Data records
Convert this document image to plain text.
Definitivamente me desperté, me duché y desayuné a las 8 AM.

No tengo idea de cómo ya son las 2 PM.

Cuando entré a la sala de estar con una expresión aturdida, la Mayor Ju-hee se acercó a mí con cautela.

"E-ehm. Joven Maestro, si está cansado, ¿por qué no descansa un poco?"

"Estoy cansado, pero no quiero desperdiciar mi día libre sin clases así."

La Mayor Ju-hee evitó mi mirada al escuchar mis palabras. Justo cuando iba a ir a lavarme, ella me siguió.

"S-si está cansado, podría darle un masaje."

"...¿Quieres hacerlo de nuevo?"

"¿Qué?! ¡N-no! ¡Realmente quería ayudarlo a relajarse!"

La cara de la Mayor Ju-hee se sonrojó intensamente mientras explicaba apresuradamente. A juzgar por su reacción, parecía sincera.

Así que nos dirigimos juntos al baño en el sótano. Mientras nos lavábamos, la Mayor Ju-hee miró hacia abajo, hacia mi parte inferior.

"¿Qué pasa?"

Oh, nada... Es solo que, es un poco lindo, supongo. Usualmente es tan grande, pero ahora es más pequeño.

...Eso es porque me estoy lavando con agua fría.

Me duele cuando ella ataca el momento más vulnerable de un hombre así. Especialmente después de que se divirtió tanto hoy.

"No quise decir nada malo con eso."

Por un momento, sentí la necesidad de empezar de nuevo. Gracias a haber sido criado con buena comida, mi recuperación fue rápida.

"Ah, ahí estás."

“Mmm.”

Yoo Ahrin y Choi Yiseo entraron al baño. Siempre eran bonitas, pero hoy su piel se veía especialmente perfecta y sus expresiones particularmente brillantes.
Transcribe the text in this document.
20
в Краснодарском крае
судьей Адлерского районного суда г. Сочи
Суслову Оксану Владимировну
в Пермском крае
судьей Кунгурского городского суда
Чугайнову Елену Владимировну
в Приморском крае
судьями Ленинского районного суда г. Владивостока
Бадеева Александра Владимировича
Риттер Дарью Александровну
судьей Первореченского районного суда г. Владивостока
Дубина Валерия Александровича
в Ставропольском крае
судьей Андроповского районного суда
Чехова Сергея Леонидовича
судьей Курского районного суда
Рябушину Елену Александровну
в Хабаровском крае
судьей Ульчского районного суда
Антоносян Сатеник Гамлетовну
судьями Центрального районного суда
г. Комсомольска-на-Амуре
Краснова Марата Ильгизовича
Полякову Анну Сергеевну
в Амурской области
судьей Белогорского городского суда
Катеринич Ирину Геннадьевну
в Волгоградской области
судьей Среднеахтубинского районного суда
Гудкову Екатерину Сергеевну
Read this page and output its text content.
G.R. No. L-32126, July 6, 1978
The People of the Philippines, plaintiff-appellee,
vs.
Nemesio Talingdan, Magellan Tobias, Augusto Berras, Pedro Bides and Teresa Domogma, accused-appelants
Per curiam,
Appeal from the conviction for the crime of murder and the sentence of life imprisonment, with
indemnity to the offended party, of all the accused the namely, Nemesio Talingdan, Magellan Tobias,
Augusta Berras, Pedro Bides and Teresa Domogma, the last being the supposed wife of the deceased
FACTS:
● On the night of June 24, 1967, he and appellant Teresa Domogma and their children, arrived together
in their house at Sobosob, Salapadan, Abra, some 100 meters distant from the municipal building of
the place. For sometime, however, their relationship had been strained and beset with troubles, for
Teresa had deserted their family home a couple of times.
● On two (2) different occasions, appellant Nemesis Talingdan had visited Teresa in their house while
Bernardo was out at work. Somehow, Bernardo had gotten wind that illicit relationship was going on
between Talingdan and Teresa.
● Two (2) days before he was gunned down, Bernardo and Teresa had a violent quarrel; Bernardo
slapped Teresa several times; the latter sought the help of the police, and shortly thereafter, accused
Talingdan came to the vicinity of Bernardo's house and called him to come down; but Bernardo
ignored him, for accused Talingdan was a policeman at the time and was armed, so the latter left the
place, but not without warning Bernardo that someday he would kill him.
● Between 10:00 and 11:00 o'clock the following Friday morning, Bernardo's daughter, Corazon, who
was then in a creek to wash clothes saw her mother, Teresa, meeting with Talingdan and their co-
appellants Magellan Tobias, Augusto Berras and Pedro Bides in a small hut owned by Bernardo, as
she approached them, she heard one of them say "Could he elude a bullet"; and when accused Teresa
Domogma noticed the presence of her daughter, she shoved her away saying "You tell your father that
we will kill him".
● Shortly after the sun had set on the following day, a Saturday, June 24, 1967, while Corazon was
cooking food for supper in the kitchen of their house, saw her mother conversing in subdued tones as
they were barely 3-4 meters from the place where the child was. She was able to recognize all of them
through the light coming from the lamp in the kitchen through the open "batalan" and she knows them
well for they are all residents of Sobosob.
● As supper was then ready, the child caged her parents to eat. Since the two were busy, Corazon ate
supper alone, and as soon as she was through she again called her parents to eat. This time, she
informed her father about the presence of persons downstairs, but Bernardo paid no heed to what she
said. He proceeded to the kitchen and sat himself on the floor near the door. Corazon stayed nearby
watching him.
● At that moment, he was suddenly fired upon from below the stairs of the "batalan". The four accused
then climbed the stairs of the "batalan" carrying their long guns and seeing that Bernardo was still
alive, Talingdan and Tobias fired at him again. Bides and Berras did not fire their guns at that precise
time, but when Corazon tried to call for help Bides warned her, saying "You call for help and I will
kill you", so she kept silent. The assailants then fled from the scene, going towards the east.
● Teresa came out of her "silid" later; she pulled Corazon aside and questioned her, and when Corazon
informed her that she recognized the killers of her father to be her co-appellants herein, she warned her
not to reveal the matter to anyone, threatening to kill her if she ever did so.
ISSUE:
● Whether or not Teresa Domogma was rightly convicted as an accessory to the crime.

• GIVEN EXERCISE: Reproduce the complete data exactly as presented above.

• THE COMPLETED TASK:
Convert this document image to plain text.
Definitivamente me desperté, me duché y desayuné a las 8 AM.

No tengo idea de cómo ya son las 2 PM.

Cuando entré a la sala de estar con una expresión aturdida, la Mayor Ju-hee se acercó a mí con cautela.

"E-ehm. Joven Maestro, si está cansado, ¿por qué no descansa un poco?"

"Estoy cansado, pero no quiero desperdiciar mi día libre sin clases así."

La Mayor Ju-hee evitó mi mirada al escuchar mis palabras. Justo cuando iba a ir a lavarme, ella me siguió.

"S-si está cansado, podría darle un masaje."

"...¿Quieres hacerlo de nuevo?"

"¿Qué?! ¡N-no! ¡Realmente quería ayudarlo a relajarse!"

La cara de la Mayor Ju-hee se sonrojó intensamente mientras explicaba apresuradamente. A juzgar por su reacción, parecía sincera.

Así que nos dirigimos juntos al baño en el sótano. Mientras nos lavábamos, la Mayor Ju-hee miró hacia abajo, hacia mi parte inferior.

"¿Qué pasa?"

Oh, nada... Es solo que, es un poco lindo, supongo. Usualmente es tan grande, pero ahora es más pequeño.

...Eso es porque me estoy lavando con agua fría.

Me duele cuando ella ataca el momento más vulnerable de un hombre así. Especialmente después de que se divirtió tanto hoy.

"No quise decir nada malo con eso."

Por un momento, sentí la necesidad de empezar de nuevo. Gracias a haber sido criado con buena comida, mi recuperación fue rápida.

"Ah, ahí estás."

“Mmm.”

Yoo Ahrin y Choi Yiseo entraron al baño. Siempre eran bonitas, pero hoy su piel se veía especialmente perfecta y sus expresiones particularmente brillantes.
Transcribe the text in this document.
20
в Краснодарском крае
судьей Адлерского районного суда г. Сочи
Суслову Оксану Владимировну
в Пермском крае
судьей Кунгурского городского суда
Чугайнову Елену Владимировну
в Приморском крае
судьями Ленинского районного суда г. Владивостока
Бадеева Александра Владимировича
Риттер Дарью Александровну
судьей Первореченского районного суда г. Владивостока
Дубина Валерия Александровича
в Ставропольском крае
судьей Андроповского районного суда
Чехова Сергея Леонидовича
судьей Курского районного суда
Рябушину Елену Александровну
в Хабаровском крае
судьей Ульчского районного суда
Антоносян Сатеник Гамлетовну
судьями Центрального районного суда
г. Комсомольска-на-Амуре
Краснова Марата Ильгизовича
Полякову Анну Сергеевну
в Амурской области
судьей Белогорского городского суда
Катеринич Ирину Геннадьевну
в Волгоградской области
судьей Среднеахтубинского районного суда
Гудкову Екатерину Сергеевну
Read this page and output its text content.
G.R. No. L-32126, July 6, 1978
The People of the Philippines, plaintiff-appellee,
vs.
Nemesio Talingdan, Magellan Tobias, Augusto Berras, Pedro Bides and Teresa Domogma, accused-appelants
Per curiam,
Appeal from the conviction for the crime of murder and the sentence of life imprisonment, with
indemnity to the offended party, of all the accused the namely, Nemesio Talingdan, Magellan Tobias,
Augusta Berras, Pedro Bides and Teresa Domogma, the last being the supposed wife of the deceased
FACTS:
● On the night of June 24, 1967, he and appellant Teresa Domogma and their children, arrived together
in their house at Sobosob, Salapadan, Abra, some 100 meters distant from the municipal building of
the place. For sometime, however, their relationship had been strained and beset with troubles, for
Teresa had deserted their family home a couple of times.
● On two (2) different occasions, appellant Nemesis Talingdan had visited Teresa in their house while
Bernardo was out at work. Somehow, Bernardo had gotten wind that illicit relationship was going on
between Talingdan and Teresa.
● Two (2) days before he was gunned down, Bernardo and Teresa had a violent quarrel; Bernardo
slapped Teresa several times; the latter sought the help of the police, and shortly thereafter, accused
Talingdan came to the vicinity of Bernardo's house and called him to come down; but Bernardo
ignored him, for accused Talingdan was a policeman at the time and was armed, so the latter left the
place, but not without warning Bernardo that someday he would kill him.
● Between 10:00 and 11:00 o'clock the following Friday morning, Bernardo's daughter, Corazon, who
was then in a creek to wash clothes saw her mother, Teresa, meeting with Talingdan and their co-
appellants Magellan Tobias, Augusto Berras and Pedro Bides in a small hut owned by Bernardo, as
she approached them, she heard one of them say "Could he elude a bullet"; and when accused Teresa
Domogma noticed the presence of her daughter, she shoved her away saying "You tell your father that
we will kill him".
● Shortly after the sun had set on the following day, a Saturday, June 24, 1967, while Corazon was
cooking food for supper in the kitchen of their house, saw her mother conversing in subdued tones as
they were barely 3-4 meters from the place where the child was. She was able to recognize all of them
through the light coming from the lamp in the kitchen through the open "batalan" and she knows them
well for they are all residents of Sobosob.
● As supper was then ready, the child caged her parents to eat. Since the two were busy, Corazon ate
supper alone, and as soon as she was through she again called her parents to eat. This time, she
informed her father about the presence of persons downstairs, but Bernardo paid no heed to what she
said. He proceeded to the kitchen and sat himself on the floor near the door. Corazon stayed nearby
watching him.
● At that moment, he was suddenly fired upon from below the stairs of the "batalan". The four accused
then climbed the stairs of the "batalan" carrying their long guns and seeing that Bernardo was still
alive, Talingdan and Tobias fired at him again. Bides and Berras did not fire their guns at that precise
time, but when Corazon tried to call for help Bides warned her, saying "You call for help and I will
kill you", so she kept silent. The assailants then fled from the scene, going towards the east.
● Teresa came out of her "silid" later; she pulled Corazon aside and questioned her, and when Corazon
informed her that she recognized the killers of her father to be her co-appellants herein, she warned her
not to reveal the matter to anyone, threatening to kill her if she ever did so.
ISSUE:
● Whether or not Teresa Domogma was rightly convicted as an accessory to the crime.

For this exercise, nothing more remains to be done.